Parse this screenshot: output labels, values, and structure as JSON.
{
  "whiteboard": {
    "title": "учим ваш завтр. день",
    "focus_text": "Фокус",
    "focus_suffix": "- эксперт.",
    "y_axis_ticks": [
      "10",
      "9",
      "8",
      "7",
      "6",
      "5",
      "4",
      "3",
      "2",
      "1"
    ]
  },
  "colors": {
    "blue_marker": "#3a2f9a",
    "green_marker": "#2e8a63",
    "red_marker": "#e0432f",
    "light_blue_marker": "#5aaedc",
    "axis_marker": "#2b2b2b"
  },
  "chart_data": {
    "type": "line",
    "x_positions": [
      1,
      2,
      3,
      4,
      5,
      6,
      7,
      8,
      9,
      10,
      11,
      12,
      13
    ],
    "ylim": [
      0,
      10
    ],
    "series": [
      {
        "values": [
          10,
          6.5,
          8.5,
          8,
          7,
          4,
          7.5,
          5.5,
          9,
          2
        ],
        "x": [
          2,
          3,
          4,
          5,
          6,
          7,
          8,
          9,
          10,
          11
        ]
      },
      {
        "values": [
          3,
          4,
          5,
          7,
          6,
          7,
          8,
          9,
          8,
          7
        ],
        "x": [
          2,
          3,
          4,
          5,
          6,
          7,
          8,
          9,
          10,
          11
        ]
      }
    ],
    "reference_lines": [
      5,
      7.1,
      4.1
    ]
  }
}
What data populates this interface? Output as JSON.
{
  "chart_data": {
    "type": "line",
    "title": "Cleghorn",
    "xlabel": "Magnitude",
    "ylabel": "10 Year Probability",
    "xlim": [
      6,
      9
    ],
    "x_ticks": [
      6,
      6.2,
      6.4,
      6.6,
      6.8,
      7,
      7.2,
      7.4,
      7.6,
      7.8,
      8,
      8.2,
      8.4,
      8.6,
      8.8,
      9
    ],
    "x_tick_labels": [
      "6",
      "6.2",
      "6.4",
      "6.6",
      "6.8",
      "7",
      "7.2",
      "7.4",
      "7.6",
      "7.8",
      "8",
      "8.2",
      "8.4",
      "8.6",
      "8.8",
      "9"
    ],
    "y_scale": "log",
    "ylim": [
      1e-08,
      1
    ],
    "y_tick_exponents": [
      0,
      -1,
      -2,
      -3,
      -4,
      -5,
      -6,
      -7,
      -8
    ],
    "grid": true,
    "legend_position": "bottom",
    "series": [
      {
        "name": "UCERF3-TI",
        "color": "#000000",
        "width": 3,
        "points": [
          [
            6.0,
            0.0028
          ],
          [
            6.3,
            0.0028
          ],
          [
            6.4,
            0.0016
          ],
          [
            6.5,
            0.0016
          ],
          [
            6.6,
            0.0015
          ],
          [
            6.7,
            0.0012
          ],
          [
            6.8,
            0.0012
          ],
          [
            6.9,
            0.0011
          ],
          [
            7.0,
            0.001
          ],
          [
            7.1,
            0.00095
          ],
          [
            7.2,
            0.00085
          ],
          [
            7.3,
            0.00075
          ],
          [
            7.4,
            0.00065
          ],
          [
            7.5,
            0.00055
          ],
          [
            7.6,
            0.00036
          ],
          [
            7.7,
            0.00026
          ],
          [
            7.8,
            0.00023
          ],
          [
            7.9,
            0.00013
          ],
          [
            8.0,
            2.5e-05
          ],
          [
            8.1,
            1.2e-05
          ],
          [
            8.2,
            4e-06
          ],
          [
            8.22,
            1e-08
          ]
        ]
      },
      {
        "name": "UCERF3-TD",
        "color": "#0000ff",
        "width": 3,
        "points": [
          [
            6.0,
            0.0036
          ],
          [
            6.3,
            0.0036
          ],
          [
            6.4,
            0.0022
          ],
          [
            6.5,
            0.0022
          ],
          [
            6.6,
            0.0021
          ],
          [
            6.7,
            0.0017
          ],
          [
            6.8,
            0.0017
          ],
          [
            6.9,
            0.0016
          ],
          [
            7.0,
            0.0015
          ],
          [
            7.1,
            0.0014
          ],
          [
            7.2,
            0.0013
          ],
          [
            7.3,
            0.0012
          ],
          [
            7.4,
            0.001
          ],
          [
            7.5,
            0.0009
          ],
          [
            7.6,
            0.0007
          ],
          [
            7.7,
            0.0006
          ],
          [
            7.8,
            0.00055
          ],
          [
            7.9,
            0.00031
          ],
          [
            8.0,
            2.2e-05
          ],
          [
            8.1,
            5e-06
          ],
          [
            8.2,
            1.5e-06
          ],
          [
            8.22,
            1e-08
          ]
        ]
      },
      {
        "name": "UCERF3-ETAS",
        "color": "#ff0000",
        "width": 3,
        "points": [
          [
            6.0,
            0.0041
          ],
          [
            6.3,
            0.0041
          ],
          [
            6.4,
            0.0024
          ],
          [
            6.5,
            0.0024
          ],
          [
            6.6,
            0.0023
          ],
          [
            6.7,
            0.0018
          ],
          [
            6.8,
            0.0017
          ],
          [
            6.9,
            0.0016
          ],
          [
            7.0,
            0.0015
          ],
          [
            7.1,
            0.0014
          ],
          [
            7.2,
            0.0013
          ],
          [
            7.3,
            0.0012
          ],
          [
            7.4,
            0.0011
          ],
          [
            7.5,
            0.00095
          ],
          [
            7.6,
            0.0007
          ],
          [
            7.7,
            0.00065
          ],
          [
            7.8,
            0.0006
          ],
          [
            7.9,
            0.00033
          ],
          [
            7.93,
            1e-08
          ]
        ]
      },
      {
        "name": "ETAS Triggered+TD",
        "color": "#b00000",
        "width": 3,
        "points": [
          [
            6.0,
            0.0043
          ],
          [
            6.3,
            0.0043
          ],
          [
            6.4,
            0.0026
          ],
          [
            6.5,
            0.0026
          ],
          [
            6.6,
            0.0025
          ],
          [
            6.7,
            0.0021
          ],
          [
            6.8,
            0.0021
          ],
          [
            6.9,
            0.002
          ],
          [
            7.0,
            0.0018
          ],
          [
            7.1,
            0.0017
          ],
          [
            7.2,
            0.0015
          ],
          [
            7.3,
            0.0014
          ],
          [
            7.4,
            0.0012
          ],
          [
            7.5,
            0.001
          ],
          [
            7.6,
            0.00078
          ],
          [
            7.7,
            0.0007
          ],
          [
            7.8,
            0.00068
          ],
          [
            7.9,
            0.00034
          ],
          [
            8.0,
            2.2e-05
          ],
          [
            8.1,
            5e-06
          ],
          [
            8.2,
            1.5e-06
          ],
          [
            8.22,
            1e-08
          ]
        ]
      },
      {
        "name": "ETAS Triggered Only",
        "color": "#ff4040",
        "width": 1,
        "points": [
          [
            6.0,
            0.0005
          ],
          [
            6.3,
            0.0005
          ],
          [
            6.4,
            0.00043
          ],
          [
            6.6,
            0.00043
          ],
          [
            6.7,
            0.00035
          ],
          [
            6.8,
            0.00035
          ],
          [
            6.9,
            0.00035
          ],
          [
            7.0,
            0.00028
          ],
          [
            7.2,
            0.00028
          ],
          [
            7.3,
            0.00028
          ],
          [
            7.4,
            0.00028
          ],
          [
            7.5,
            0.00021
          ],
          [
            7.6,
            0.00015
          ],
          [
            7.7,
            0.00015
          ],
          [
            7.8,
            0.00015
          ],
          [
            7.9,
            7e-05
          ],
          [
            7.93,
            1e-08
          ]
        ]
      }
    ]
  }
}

────────────────────────────────────────

Give an exact copy of all the data shown above.

Parse this screenshot: output labels, values, and structure as JSON.
{
  "whiteboard": {
    "title": "учим ваш завтр. день",
    "focus_text": "Фокус",
    "focus_suffix": "- эксперт.",
    "y_axis_ticks": [
      "10",
      "9",
      "8",
      "7",
      "6",
      "5",
      "4",
      "3",
      "2",
      "1"
    ]
  },
  "colors": {
    "blue_marker": "#3a2f9a",
    "green_marker": "#2e8a63",
    "red_marker": "#e0432f",
    "light_blue_marker": "#5aaedc",
    "axis_marker": "#2b2b2b"
  },
  "chart_data": {
    "type": "line",
    "x_positions": [
      1,
      2,
      3,
      4,
      5,
      6,
      7,
      8,
      9,
      10,
      11,
      12,
      13
    ],
    "ylim": [
      0,
      10
    ],
    "series": [
      {
        "values": [
          10,
          6.5,
          8.5,
          8,
          7,
          4,
          7.5,
          5.5,
          9,
          2
        ],
        "x": [
          2,
          3,
          4,
          5,
          6,
          7,
          8,
          9,
          10,
          11
        ]
      },
      {
        "values": [
          3,
          4,
          5,
          7,
          6,
          7,
          8,
          9,
          8,
          7
        ],
        "x": [
          2,
          3,
          4,
          5,
          6,
          7,
          8,
          9,
          10,
          11
        ]
      }
    ],
    "reference_lines": [
      5,
      7.1,
      4.1
    ]
  }
}
What data populates this interface? Output as JSON.
{
  "chart_data": {
    "type": "line",
    "title": "Cleghorn",
    "xlabel": "Magnitude",
    "ylabel": "10 Year Probability",
    "xlim": [
      6,
      9
    ],
    "x_ticks": [
      6,
      6.2,
      6.4,
      6.6,
      6.8,
      7,
      7.2,
      7.4,
      7.6,
      7.8,
      8,
      8.2,
      8.4,
      8.6,
      8.8,
      9
    ],
    "x_tick_labels": [
      "6",
      "6.2",
      "6.4",
      "6.6",
      "6.8",
      "7",
      "7.2",
      "7.4",
      "7.6",
      "7.8",
      "8",
      "8.2",
      "8.4",
      "8.6",
      "8.8",
      "9"
    ],
    "y_scale": "log",
    "ylim": [
      1e-08,
      1
    ],
    "y_tick_exponents": [
      0,
      -1,
      -2,
      -3,
      -4,
      -5,
      -6,
      -7,
      -8
    ],
    "grid": true,
    "legend_position": "bottom",
    "series": [
      {
        "name": "UCERF3-TI",
        "color": "#000000",
        "width": 3,
        "points": [
          [
            6.0,
            0.0028
          ],
          [
            6.3,
            0.0028
          ],
          [
            6.4,
            0.0016
          ],
          [
            6.5,
            0.0016
          ],
          [
            6.6,
            0.0015
          ],
          [
            6.7,
            0.0012
          ],
          [
            6.8,
            0.0012
          ],
          [
            6.9,
            0.0011
          ],
          [
            7.0,
            0.001
          ],
          [
            7.1,
            0.00095
          ],
          [
            7.2,
            0.00085
          ],
          [
            7.3,
            0.00075
          ],
          [
            7.4,
            0.00065
          ],
          [
            7.5,
            0.00055
          ],
          [
            7.6,
            0.00036
          ],
          [
            7.7,
            0.00026
          ],
          [
            7.8,
            0.00023
          ],
          [
            7.9,
            0.00013
          ],
          [
            8.0,
            2.5e-05
          ],
          [
            8.1,
            1.2e-05
          ],
          [
            8.2,
            4e-06
          ],
          [
            8.22,
            1e-08
          ]
        ]
      },
      {
        "name": "UCERF3-TD",
        "color": "#0000ff",
        "width": 3,
        "points": [
          [
            6.0,
            0.0036
          ],
          [
            6.3,
            0.0036
          ],
          [
            6.4,
            0.0022
          ],
          [
            6.5,
            0.0022
          ],
          [
            6.6,
            0.0021
          ],
          [
            6.7,
            0.0017
          ],
          [
            6.8,
            0.0017
          ],
          [
            6.9,
            0.0016
          ],
          [
            7.0,
            0.0015
          ],
          [
            7.1,
            0.0014
          ],
          [
            7.2,
            0.0013
          ],
          [
            7.3,
            0.0012
          ],
          [
            7.4,
            0.001
          ],
          [
            7.5,
            0.0009
          ],
          [
            7.6,
            0.0007
          ],
          [
            7.7,
            0.0006
          ],
          [
            7.8,
            0.00055
          ],
          [
            7.9,
            0.00031
          ],
          [
            8.0,
            2.2e-05
          ],
          [
            8.1,
            5e-06
          ],
          [
            8.2,
            1.5e-06
          ],
          [
            8.22,
            1e-08
          ]
        ]
      },
      {
        "name": "UCERF3-ETAS",
        "color": "#ff0000",
        "width": 3,
        "points": [
          [
            6.0,
            0.0041
          ],
          [
            6.3,
            0.0041
          ],
          [
            6.4,
            0.0024
          ],
          [
            6.5,
            0.0024
          ],
          [
            6.6,
            0.0023
          ],
          [
            6.7,
            0.0018
          ],
          [
            6.8,
            0.0017
          ],
          [
            6.9,
            0.0016
          ],
          [
            7.0,
            0.0015
          ],
          [
            7.1,
            0.0014
          ],
          [
            7.2,
            0.0013
          ],
          [
            7.3,
            0.0012
          ],
          [
            7.4,
            0.0011
          ],
          [
            7.5,
            0.00095
          ],
          [
            7.6,
            0.0007
          ],
          [
            7.7,
            0.00065
          ],
          [
            7.8,
            0.0006
          ],
          [
            7.9,
            0.00033
          ],
          [
            7.93,
            1e-08
          ]
        ]
      },
      {
        "name": "ETAS Triggered+TD",
        "color": "#b00000",
        "width": 3,
        "points": [
          [
            6.0,
            0.0043
          ],
          [
            6.3,
            0.0043
          ],
          [
            6.4,
            0.0026
          ],
          [
            6.5,
            0.0026
          ],
          [
            6.6,
            0.0025
          ],
          [
            6.7,
            0.0021
          ],
          [
            6.8,
            0.0021
          ],
          [
            6.9,
            0.002
          ],
          [
            7.0,
            0.0018
          ],
          [
            7.1,
            0.0017
          ],
          [
            7.2,
            0.0015
          ],
          [
            7.3,
            0.0014
          ],
          [
            7.4,
            0.0012
          ],
          [
            7.5,
            0.001
          ],
          [
            7.6,
            0.00078
          ],
          [
            7.7,
            0.0007
          ],
          [
            7.8,
            0.00068
          ],
          [
            7.9,
            0.00034
          ],
          [
            8.0,
            2.2e-05
          ],
          [
            8.1,
            5e-06
          ],
          [
            8.2,
            1.5e-06
          ],
          [
            8.22,
            1e-08
          ]
        ]
      },
      {
        "name": "ETAS Triggered Only",
        "color": "#ff4040",
        "width": 1,
        "points": [
          [
            6.0,
            0.0005
          ],
          [
            6.3,
            0.0005
          ],
          [
            6.4,
            0.00043
          ],
          [
            6.6,
            0.00043
          ],
          [
            6.7,
            0.00035
          ],
          [
            6.8,
            0.00035
          ],
          [
            6.9,
            0.00035
          ],
          [
            7.0,
            0.00028
          ],
          [
            7.2,
            0.00028
          ],
          [
            7.3,
            0.00028
          ],
          [
            7.4,
            0.00028
          ],
          [
            7.5,
            0.00021
          ],
          [
            7.6,
            0.00015
          ],
          [
            7.7,
            0.00015
          ],
          [
            7.8,
            0.00015
          ],
          [
            7.9,
            7e-05
          ],
          [
            7.93,
            1e-08
          ]
        ]
      }
    ]
  }
}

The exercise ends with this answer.